● **Aim of the task**
Quote every line as given.
-- Begin --
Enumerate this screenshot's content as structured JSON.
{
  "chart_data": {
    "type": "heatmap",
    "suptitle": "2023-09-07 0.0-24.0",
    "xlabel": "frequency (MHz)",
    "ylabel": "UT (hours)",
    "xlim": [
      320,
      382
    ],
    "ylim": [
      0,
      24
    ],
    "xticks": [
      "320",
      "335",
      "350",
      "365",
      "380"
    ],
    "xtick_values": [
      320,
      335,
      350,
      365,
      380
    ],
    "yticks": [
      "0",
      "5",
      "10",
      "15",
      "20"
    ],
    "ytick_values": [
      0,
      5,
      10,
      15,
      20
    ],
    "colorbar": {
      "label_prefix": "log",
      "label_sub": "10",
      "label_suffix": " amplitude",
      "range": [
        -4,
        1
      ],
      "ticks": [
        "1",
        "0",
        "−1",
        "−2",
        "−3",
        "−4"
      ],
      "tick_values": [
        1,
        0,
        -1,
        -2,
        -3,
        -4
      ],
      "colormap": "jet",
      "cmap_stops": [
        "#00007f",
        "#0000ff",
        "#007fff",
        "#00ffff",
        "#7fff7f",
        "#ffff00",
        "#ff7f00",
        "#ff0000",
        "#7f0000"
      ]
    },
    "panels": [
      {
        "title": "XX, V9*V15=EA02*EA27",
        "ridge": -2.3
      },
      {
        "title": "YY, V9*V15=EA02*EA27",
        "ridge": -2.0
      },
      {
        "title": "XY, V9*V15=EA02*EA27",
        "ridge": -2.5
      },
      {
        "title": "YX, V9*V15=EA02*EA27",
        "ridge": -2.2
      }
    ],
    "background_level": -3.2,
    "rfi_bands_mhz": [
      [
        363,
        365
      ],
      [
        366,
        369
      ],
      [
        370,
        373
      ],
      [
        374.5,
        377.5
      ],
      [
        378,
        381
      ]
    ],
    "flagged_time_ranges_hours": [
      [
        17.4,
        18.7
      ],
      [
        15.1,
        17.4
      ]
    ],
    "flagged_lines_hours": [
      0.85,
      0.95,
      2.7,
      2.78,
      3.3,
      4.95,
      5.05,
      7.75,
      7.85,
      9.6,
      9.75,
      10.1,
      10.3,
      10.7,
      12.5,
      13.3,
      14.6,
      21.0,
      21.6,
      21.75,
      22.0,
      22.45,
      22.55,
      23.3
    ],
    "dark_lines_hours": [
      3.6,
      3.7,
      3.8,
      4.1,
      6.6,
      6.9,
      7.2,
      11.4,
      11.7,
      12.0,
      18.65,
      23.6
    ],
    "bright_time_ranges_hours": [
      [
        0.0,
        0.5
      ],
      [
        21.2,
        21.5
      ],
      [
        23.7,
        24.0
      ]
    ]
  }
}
-- End --
● **Finished answer**
Enumerate this screenshot's content as structured JSON.
{
  "chart_data": {
    "type": "heatmap",
    "suptitle": "2023-09-07 0.0-24.0",
    "xlabel": "frequency (MHz)",
    "ylabel": "UT (hours)",
    "xlim": [
      320,
      382
    ],
    "ylim": [
      0,
      24
    ],
    "xticks": [
      "320",
      "335",
      "350",
      "365",
      "380"
    ],
    "xtick_values": [
      320,
      335,
      350,
      365,
      380
    ],
    "yticks": [
      "0",
      "5",
      "10",
      "15",
      "20"
    ],
    "ytick_values": [
      0,
      5,
      10,
      15,
      20
    ],
    "colorbar": {
      "label_prefix": "log",
      "label_sub": "10",
      "label_suffix": " amplitude",
      "range": [
        -4,
        1
      ],
      "ticks": [
        "1",
        "0",
        "−1",
        "−2",
        "−3",
        "−4"
      ],
      "tick_values": [
        1,
        0,
        -1,
        -2,
        -3,
        -4
      ],
      "colormap": "jet",
      "cmap_stops": [
        "#00007f",
        "#0000ff",
        "#007fff",
        "#00ffff",
        "#7fff7f",
        "#ffff00",
        "#ff7f00",
        "#ff0000",
        "#7f0000"
      ]
    },
    "panels": [
      {
        "title": "XX, V9*V15=EA02*EA27",
        "ridge": -2.3
      },
      {
        "title": "YY, V9*V15=EA02*EA27",
        "ridge": -2.0
      },
      {
        "title": "XY, V9*V15=EA02*EA27",
        "ridge": -2.5
      },
      {
        "title": "YX, V9*V15=EA02*EA27",
        "ridge": -2.2
      }
    ],
    "background_level": -3.2,
    "rfi_bands_mhz": [
      [
        363,
        365
      ],
      [
        366,
        369
      ],
      [
        370,
        373
      ],
      [
        374.5,
        377.5
      ],
      [
        378,
        381
      ]
    ],
    "flagged_time_ranges_hours": [
      [
        17.4,
        18.7
      ],
      [
        15.1,
        17.4
      ]
    ],
    "flagged_lines_hours": [
      0.85,
      0.95,
      2.7,
      2.78,
      3.3,
      4.95,
      5.05,
      7.75,
      7.85,
      9.6,
      9.75,
      10.1,
      10.3,
      10.7,
      12.5,
      13.3,
      14.6,
      21.0,
      21.6,
      21.75,
      22.0,
      22.45,
      22.55,
      23.3
    ],
    "dark_lines_hours": [
      3.6,
      3.7,
      3.8,
      4.1,
      6.6,
      6.9,
      7.2,
      11.4,
      11.7,
      12.0,
      18.65,
      23.6
    ],
    "bright_time_ranges_hours": [
      [
        0.0,
        0.5
      ],
      [
        21.2,
        21.5
      ],
      [
        23.7,
        24.0
      ]
    ]
  }
}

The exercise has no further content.